Records from a collection of figures
________________________________________

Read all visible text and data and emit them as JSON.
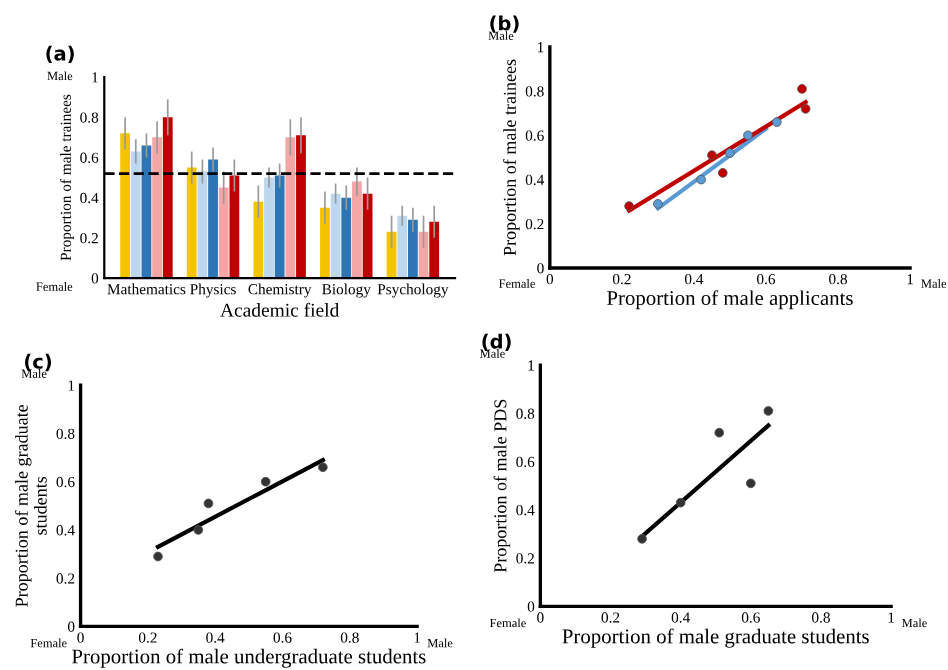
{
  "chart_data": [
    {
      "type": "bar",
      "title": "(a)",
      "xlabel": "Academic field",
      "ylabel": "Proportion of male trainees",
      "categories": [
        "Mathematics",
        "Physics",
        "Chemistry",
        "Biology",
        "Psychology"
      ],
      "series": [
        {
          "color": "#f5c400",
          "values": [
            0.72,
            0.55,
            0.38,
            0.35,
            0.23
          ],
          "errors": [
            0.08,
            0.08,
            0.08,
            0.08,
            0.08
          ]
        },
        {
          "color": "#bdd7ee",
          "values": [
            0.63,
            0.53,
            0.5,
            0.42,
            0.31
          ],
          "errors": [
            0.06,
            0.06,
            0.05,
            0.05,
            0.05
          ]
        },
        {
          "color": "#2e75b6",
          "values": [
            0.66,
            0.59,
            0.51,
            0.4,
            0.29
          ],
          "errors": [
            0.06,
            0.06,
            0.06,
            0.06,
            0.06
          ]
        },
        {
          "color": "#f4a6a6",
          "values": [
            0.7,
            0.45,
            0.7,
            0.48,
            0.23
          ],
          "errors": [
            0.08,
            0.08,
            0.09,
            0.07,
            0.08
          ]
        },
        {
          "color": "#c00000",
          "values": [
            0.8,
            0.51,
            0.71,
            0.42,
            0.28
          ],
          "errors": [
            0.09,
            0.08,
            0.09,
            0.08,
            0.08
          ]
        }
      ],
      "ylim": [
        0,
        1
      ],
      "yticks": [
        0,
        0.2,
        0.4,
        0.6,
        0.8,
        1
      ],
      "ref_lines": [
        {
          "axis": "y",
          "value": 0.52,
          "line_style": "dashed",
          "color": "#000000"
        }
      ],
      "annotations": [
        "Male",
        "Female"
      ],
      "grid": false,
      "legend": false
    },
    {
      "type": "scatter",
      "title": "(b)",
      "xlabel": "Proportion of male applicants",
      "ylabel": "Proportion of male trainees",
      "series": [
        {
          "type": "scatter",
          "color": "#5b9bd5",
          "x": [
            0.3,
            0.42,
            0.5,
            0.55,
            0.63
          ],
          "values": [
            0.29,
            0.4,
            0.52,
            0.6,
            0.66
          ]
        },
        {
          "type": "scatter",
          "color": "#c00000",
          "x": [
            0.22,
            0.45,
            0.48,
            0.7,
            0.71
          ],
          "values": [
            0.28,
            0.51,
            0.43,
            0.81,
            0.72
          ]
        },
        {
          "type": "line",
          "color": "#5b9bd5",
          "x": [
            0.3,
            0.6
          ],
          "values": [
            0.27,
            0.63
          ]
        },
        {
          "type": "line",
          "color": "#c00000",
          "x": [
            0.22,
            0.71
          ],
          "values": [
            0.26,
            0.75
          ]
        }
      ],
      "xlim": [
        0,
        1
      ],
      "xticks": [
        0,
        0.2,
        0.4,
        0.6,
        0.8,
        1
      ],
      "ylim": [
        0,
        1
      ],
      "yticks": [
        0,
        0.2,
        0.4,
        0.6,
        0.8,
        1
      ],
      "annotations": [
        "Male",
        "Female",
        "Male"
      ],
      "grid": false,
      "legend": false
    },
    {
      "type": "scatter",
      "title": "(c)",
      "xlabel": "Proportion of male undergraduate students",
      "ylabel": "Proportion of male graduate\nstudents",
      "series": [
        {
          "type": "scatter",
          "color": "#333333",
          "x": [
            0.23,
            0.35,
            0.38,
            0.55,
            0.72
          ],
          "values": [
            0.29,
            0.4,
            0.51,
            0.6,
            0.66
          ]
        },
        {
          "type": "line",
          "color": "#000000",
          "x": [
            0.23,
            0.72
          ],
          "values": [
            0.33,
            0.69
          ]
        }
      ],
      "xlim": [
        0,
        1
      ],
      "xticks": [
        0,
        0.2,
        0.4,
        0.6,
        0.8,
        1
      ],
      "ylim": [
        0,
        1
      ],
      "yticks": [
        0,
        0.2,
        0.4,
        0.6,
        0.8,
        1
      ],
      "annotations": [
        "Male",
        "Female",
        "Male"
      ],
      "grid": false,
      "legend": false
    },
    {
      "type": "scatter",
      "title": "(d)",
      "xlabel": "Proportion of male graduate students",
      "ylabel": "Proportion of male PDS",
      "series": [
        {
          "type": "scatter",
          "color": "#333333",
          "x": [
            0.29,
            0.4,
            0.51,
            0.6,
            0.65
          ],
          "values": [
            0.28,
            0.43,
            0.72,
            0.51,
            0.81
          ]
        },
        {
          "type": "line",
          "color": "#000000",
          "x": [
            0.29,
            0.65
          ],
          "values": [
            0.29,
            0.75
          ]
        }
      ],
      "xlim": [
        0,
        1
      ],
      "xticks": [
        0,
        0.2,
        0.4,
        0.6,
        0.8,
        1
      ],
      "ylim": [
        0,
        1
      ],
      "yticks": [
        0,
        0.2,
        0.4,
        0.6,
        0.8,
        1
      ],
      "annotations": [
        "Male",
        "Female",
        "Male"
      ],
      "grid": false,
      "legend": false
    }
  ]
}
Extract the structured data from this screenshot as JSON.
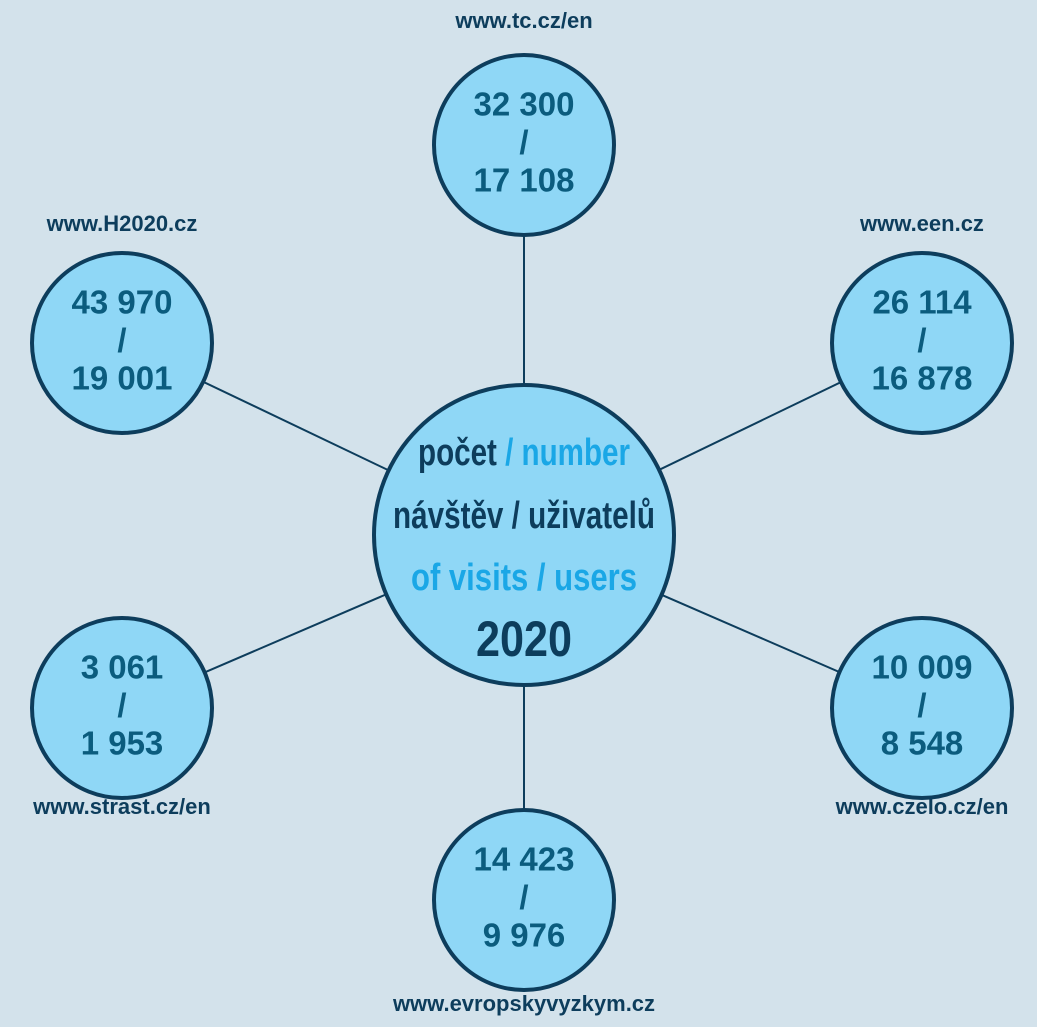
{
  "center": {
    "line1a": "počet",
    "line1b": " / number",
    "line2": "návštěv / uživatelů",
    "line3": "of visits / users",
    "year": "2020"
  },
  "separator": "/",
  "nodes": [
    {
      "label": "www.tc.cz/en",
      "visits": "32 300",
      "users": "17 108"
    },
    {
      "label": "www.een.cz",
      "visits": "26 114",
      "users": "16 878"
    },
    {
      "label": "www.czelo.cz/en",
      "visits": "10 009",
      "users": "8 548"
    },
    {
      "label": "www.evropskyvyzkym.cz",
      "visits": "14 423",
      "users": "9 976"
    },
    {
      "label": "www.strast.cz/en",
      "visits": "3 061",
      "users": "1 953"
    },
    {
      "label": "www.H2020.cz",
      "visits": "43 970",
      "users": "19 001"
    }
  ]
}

________________________________________

From the entries above, copy out every line where the string "ylabel" appears.

      "ylabel": "Proportion of male trainees",
      "ylabel": "Proportion of male trainees",
      "ylabel": "Proportion of male graduate\nstudents",
      "ylabel": "Proportion of male PDS",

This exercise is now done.